Narrow the data below down to the lines containing "amplitude".

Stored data
########

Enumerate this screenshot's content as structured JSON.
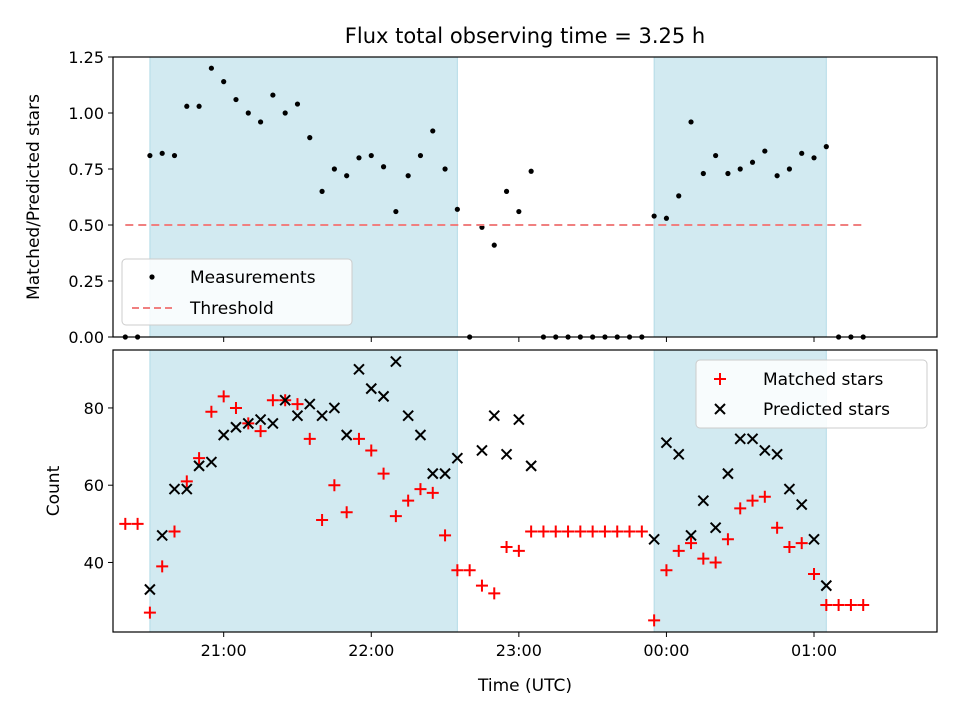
{
  "chart_data": [
    {
      "type": "scatter",
      "title": "Flux total observing time = 3.25 h",
      "ylabel": "Matched/Predicted stars",
      "xlim": [
        "20:15",
        "01:50"
      ],
      "ylim": [
        0,
        1.25
      ],
      "yticks": [
        0,
        0.25,
        0.5,
        0.75,
        1.0,
        1.25
      ],
      "ytick_labels": [
        "0.00",
        "0.25",
        "0.50",
        "0.75",
        "1.00",
        "1.25"
      ],
      "shaded_spans": [
        [
          "20:30",
          "22:35"
        ],
        [
          "23:55",
          "01:05"
        ]
      ],
      "shade_color": "#add8e6",
      "legend_position": "lower-left",
      "series": [
        {
          "name": "Measurements",
          "marker": "dot",
          "color": "#000000",
          "x": [
            "20:20",
            "20:25",
            "20:30",
            "20:35",
            "20:40",
            "20:45",
            "20:50",
            "20:55",
            "21:00",
            "21:05",
            "21:10",
            "21:15",
            "21:20",
            "21:25",
            "21:30",
            "21:35",
            "21:40",
            "21:45",
            "21:50",
            "21:55",
            "22:00",
            "22:05",
            "22:10",
            "22:15",
            "22:20",
            "22:25",
            "22:30",
            "22:35",
            "22:40",
            "22:45",
            "22:50",
            "22:55",
            "23:00",
            "23:05",
            "23:10",
            "23:15",
            "23:20",
            "23:25",
            "23:30",
            "23:35",
            "23:40",
            "23:45",
            "23:50",
            "23:55",
            "24:00",
            "24:05",
            "24:10",
            "24:15",
            "24:20",
            "24:25",
            "24:30",
            "24:35",
            "24:40",
            "24:45",
            "24:50",
            "24:55",
            "25:00",
            "25:05",
            "25:10",
            "25:15",
            "25:20"
          ],
          "y": [
            0,
            0,
            0.81,
            0.82,
            0.81,
            1.03,
            1.03,
            1.2,
            1.14,
            1.06,
            1.0,
            0.96,
            1.08,
            1.0,
            1.04,
            0.89,
            0.65,
            0.75,
            0.72,
            0.8,
            0.81,
            0.76,
            0.56,
            0.72,
            0.81,
            0.92,
            0.75,
            0.57,
            0.0,
            0.49,
            0.41,
            0.65,
            0.56,
            0.74,
            0,
            0,
            0,
            0,
            0,
            0,
            0,
            0,
            0,
            0.54,
            0.53,
            0.63,
            0.96,
            0.73,
            0.81,
            0.73,
            0.75,
            0.78,
            0.83,
            0.72,
            0.75,
            0.82,
            0.8,
            0.85,
            0,
            0,
            0
          ]
        },
        {
          "name": "Threshold",
          "style": "dashed",
          "color": "#f08080",
          "x": [
            "20:20",
            "25:20"
          ],
          "y": [
            0.5,
            0.5
          ]
        }
      ]
    },
    {
      "type": "scatter",
      "xlabel": "Time (UTC)",
      "ylabel": "Count",
      "xlim": [
        "20:15",
        "01:50"
      ],
      "ylim": [
        22,
        95
      ],
      "yticks": [
        40,
        60,
        80
      ],
      "ytick_labels": [
        "40",
        "60",
        "80"
      ],
      "xticks": [
        "21:00",
        "22:00",
        "23:00",
        "24:00",
        "25:00"
      ],
      "xtick_labels": [
        "21:00",
        "22:00",
        "23:00",
        "00:00",
        "01:00"
      ],
      "shaded_spans": [
        [
          "20:30",
          "22:35"
        ],
        [
          "23:55",
          "01:05"
        ]
      ],
      "shade_color": "#add8e6",
      "legend_position": "upper-right",
      "series": [
        {
          "name": "Matched stars",
          "marker": "plus",
          "color": "#ff0000",
          "x": [
            "20:20",
            "20:25",
            "20:30",
            "20:35",
            "20:40",
            "20:45",
            "20:50",
            "20:55",
            "21:00",
            "21:05",
            "21:10",
            "21:15",
            "21:20",
            "21:25",
            "21:30",
            "21:35",
            "21:40",
            "21:45",
            "21:50",
            "21:55",
            "22:00",
            "22:05",
            "22:10",
            "22:15",
            "22:20",
            "22:25",
            "22:30",
            "22:35",
            "22:40",
            "22:45",
            "22:50",
            "22:55",
            "23:00",
            "23:05",
            "23:10",
            "23:15",
            "23:20",
            "23:25",
            "23:30",
            "23:35",
            "23:40",
            "23:45",
            "23:50",
            "23:55",
            "24:00",
            "24:05",
            "24:10",
            "24:15",
            "24:20",
            "24:25",
            "24:30",
            "24:35",
            "24:40",
            "24:45",
            "24:50",
            "24:55",
            "25:00",
            "25:05",
            "25:10",
            "25:15",
            "25:20"
          ],
          "y": [
            50,
            50,
            27,
            39,
            48,
            61,
            67,
            79,
            83,
            80,
            76,
            74,
            82,
            82,
            81,
            72,
            51,
            60,
            53,
            72,
            69,
            63,
            52,
            56,
            59,
            58,
            47,
            38,
            38,
            34,
            32,
            44,
            43,
            48,
            48,
            48,
            48,
            48,
            48,
            48,
            48,
            48,
            48,
            25,
            38,
            43,
            45,
            41,
            40,
            46,
            54,
            56,
            57,
            49,
            44,
            45,
            37,
            29,
            29,
            29,
            29
          ]
        },
        {
          "name": "Predicted stars",
          "marker": "x",
          "color": "#000000",
          "x": [
            "20:30",
            "20:35",
            "20:40",
            "20:45",
            "20:50",
            "20:55",
            "21:00",
            "21:05",
            "21:10",
            "21:15",
            "21:20",
            "21:25",
            "21:30",
            "21:35",
            "21:40",
            "21:45",
            "21:50",
            "21:55",
            "22:00",
            "22:05",
            "22:10",
            "22:15",
            "22:20",
            "22:25",
            "22:30",
            "22:35",
            "22:45",
            "22:50",
            "22:55",
            "23:00",
            "23:05",
            "23:55",
            "24:00",
            "24:05",
            "24:10",
            "24:15",
            "24:20",
            "24:25",
            "24:30",
            "24:35",
            "24:40",
            "24:45",
            "24:50",
            "24:55",
            "25:00",
            "25:05"
          ],
          "y": [
            33,
            47,
            59,
            59,
            65,
            66,
            73,
            75,
            76,
            77,
            76,
            82,
            78,
            81,
            78,
            80,
            73,
            90,
            85,
            83,
            92,
            78,
            73,
            63,
            63,
            67,
            69,
            78,
            68,
            77,
            65,
            46,
            71,
            68,
            47,
            56,
            49,
            63,
            72,
            72,
            69,
            68,
            59,
            55,
            46,
            34
          ]
        }
      ]
    }
  ]
}
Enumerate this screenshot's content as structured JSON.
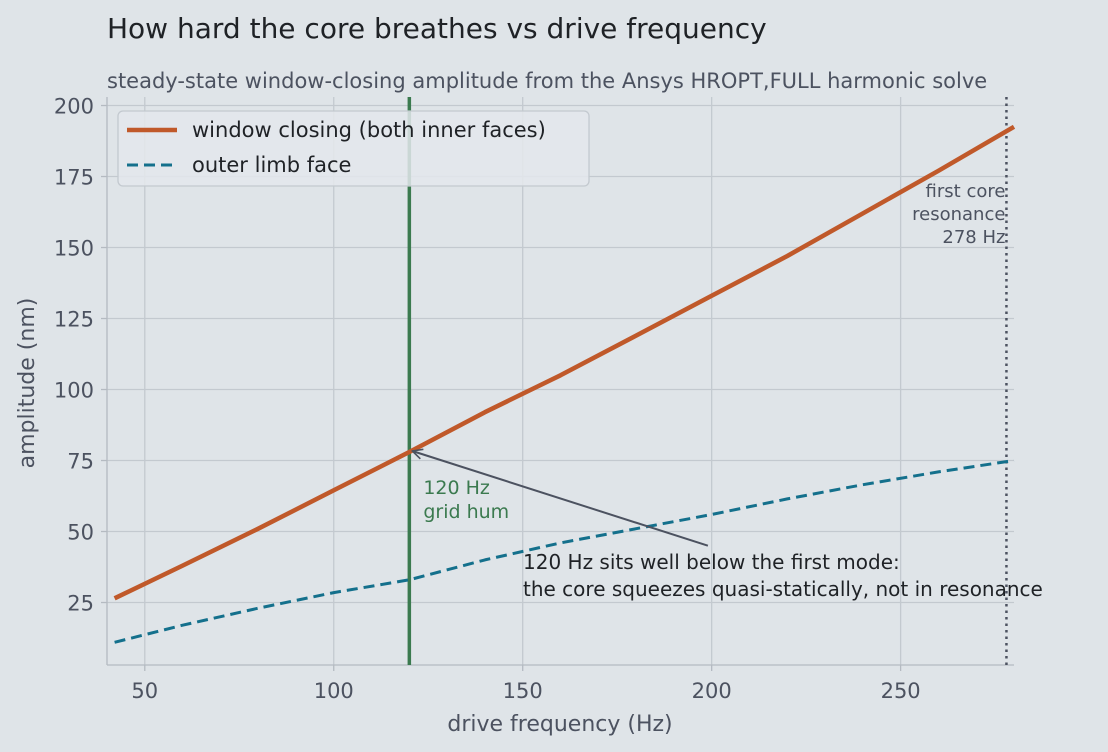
{
  "chart_data": {
    "type": "line",
    "title": "How hard the core breathes vs drive frequency",
    "subtitle": "steady-state window-closing amplitude from the Ansys HROPT,FULL harmonic solve",
    "xlabel": "drive frequency  (Hz)",
    "ylabel": "amplitude  (nm)",
    "xlim": [
      40,
      280
    ],
    "ylim": [
      3,
      203
    ],
    "x_ticks": [
      50,
      100,
      150,
      200,
      250
    ],
    "y_ticks": [
      25,
      50,
      75,
      100,
      125,
      150,
      175,
      200
    ],
    "grid": true,
    "legend_position": "top-left",
    "series": [
      {
        "name": "window closing (both inner faces)",
        "style": "solid",
        "color": "#c0592a",
        "x": [
          42,
          60,
          80,
          100,
          120,
          140,
          160,
          180,
          200,
          220,
          240,
          260,
          280
        ],
        "y": [
          26.5,
          38,
          51,
          64.5,
          78,
          92,
          105,
          119,
          133,
          147,
          162,
          177,
          192.5
        ]
      },
      {
        "name": "outer limb face",
        "style": "dashed",
        "color": "#14708c",
        "x": [
          42,
          60,
          80,
          100,
          120,
          140,
          160,
          180,
          200,
          220,
          240,
          260,
          280
        ],
        "y": [
          11,
          17,
          23,
          28.5,
          33,
          40,
          46,
          51,
          56,
          61.5,
          66.5,
          71,
          75
        ]
      }
    ],
    "vertical_lines": [
      {
        "x": 120,
        "style": "solid",
        "color": "#3b7a4f",
        "label": [
          "120 Hz",
          "grid hum"
        ]
      },
      {
        "x": 278,
        "style": "dotted",
        "color": "#4c5260",
        "label": [
          "first core",
          "resonance",
          "278 Hz"
        ]
      }
    ],
    "annotations": [
      {
        "lines": [
          "120 Hz sits well below the first mode:",
          "the core squeezes quasi-statically, not in resonance"
        ],
        "arrow_to": {
          "x": 120,
          "y": 78
        },
        "arrow_from": {
          "x": 199,
          "y": 45
        }
      }
    ]
  }
}
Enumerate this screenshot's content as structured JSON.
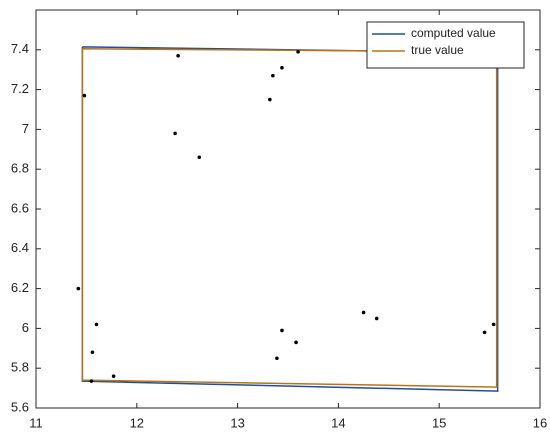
{
  "chart_data": {
    "type": "line",
    "xlim": [
      11,
      16
    ],
    "ylim": [
      5.6,
      7.6
    ],
    "xticks": [
      11,
      12,
      13,
      14,
      15,
      16
    ],
    "yticks": [
      5.6,
      5.8,
      6,
      6.2,
      6.4,
      6.6,
      6.8,
      7,
      7.2,
      7.4
    ],
    "legend": "upper right",
    "series": [
      {
        "name": "computed value",
        "color": "#1f4e9c",
        "x": [
          11.46,
          15.58,
          15.58,
          11.46,
          11.46
        ],
        "values": [
          7.415,
          7.385,
          5.685,
          5.735,
          7.415
        ]
      },
      {
        "name": "true value",
        "color": "#b8741a",
        "x": [
          11.46,
          15.57,
          15.57,
          11.46,
          11.46
        ],
        "values": [
          7.405,
          7.39,
          5.705,
          5.74,
          7.405
        ]
      }
    ],
    "scatter": {
      "color": "#000000",
      "x": [
        11.48,
        12.41,
        12.38,
        12.62,
        13.35,
        13.44,
        13.6,
        13.32,
        11.42,
        11.6,
        11.56,
        11.77,
        11.55,
        14.25,
        14.38,
        13.44,
        13.58,
        13.39,
        15.45,
        15.54
      ],
      "y": [
        7.17,
        7.37,
        6.98,
        6.86,
        7.27,
        7.31,
        7.39,
        7.15,
        6.2,
        6.02,
        5.88,
        5.76,
        5.735,
        6.08,
        6.05,
        5.99,
        5.93,
        5.85,
        5.98,
        6.02
      ]
    }
  }
}
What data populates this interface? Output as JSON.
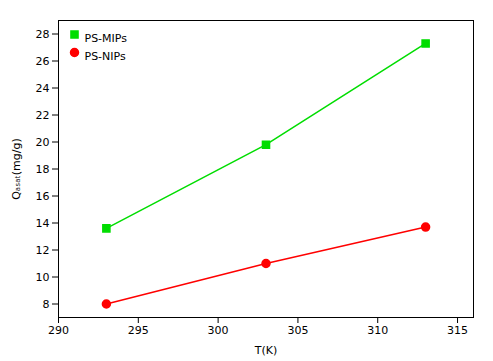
{
  "chart_data": {
    "type": "line",
    "xlabel": "T(K)",
    "ylabel": "Qₐₛₐₜ(mg/g)",
    "x": [
      293,
      303,
      313
    ],
    "series": [
      {
        "name": "PS-MIPs",
        "color": "#00DD00",
        "marker": "square",
        "values": [
          13.6,
          19.8,
          27.3
        ]
      },
      {
        "name": "PS-NIPs",
        "color": "#FF0000",
        "marker": "circle",
        "values": [
          8.0,
          11.0,
          13.7
        ]
      }
    ],
    "xlim": [
      290,
      316
    ],
    "ylim": [
      7,
      29
    ],
    "xticks": [
      290,
      295,
      300,
      305,
      310,
      315
    ],
    "yticks": [
      8,
      10,
      12,
      14,
      16,
      18,
      20,
      22,
      24,
      26,
      28
    ],
    "grid": false,
    "legend": "upper left"
  }
}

########

### The solution
    "subtitle": "steady-state window-closing amplitude from the Ansys HROPT,FULL harmonic solve",
    "ylabel": "amplitude  (nm)",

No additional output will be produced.